* TASK DESCRIPTION *
Take every line where the string "that" appears and copy it.

* DATASET ENTRIES *
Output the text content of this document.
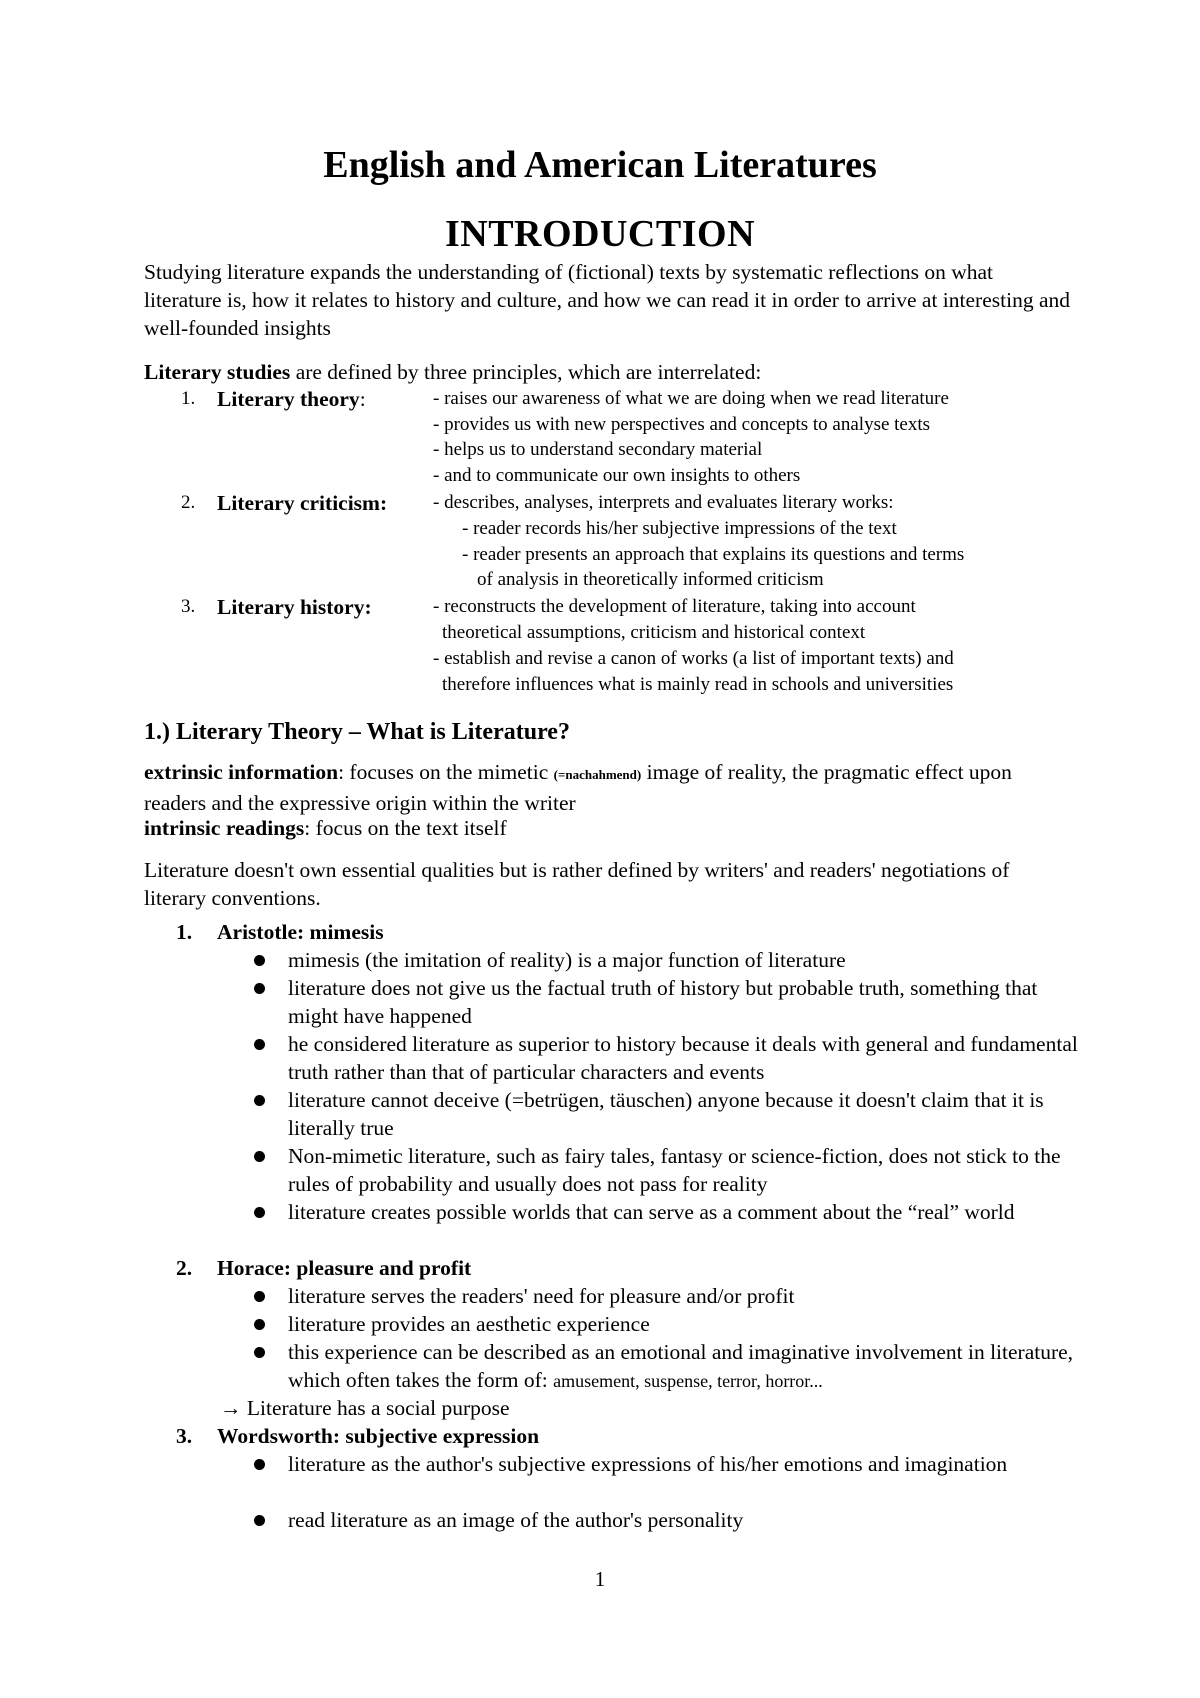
English and American Literatures
INTRODUCTION

Studying literature expands the understanding of (fictional) texts by systematic reflections on what literature is, how it relates to history and culture, and how we can read it in order to arrive at interesting and well-founded insights

Literary studies are defined by three principles, which are interrelated:

1. Literary theory:	- raises our awareness of what we are doing when we read literature
- provides us with new perspectives and concepts to analyse texts
- helps us to understand secondary material
- and to communicate our own insights to others
2. Literary criticism: - describes, analyses, interprets and evaluates literary works:
- reader records his/her subjective impressions of the text
- reader presents an approach that explains its questions and terms
of analysis in theoretically informed criticism
3. Literary history:	- reconstructs the development of literature, taking into account
theoretical assumptions, criticism and historical context
- establish and revise a canon of works (a list of important texts) and
therefore influences what is mainly read in schools and universities
1.) Literary Theory – What is Literature?

extrinsic information: focuses on the mimetic (=nachahmend) image of reality, the pragmatic effect upon readers and the expressive origin within the writer

intrinsic readings: focus on the text itself

Literature doesn't own essential qualities but is rather defined by writers' and readers' negotiations of literary conventions.

1. Aristotle: mimesis
mimesis (the imitation of reality) is a major function of literature
literature does not give us the factual truth of history but probable truth, something that might have happened
he considered literature as superior to history because it deals with general and fundamental truth rather than that of particular characters and events
literature cannot deceive (=betrügen, täuschen) anyone because it doesn't claim that it is literally true
Non-mimetic literature, such as fairy tales, fantasy or science-fiction, does not stick to the rules of probability and usually does not pass for reality
literature creates possible worlds that can serve as a comment about the “real” world
2. Horace: pleasure and profit
literature serves the readers' need for pleasure and/or profit
literature provides an aesthetic experience
this experience can be described as an emotional and imaginative involvement in literature, which often takes the form of: amusement, suspense, terror, horror...
→ Literature has a social purpose
3. Wordsworth: subjective expression
literature as the author's subjective expressions of his/her emotions and imagination
read literature as an image of the author's personality
1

* WRITTEN RESPONSE *
- reader presents an approach that explains its questions and terms
literature does not give us the factual truth of history but probable truth, something that might have happened
he considered literature as superior to history because it deals with general and fundamental truth rather than that of particular characters and events
literature cannot deceive (=betrügen, täuschen) anyone because it doesn't claim that it is literally true
literature creates possible worlds that can serve as a comment about the “real” world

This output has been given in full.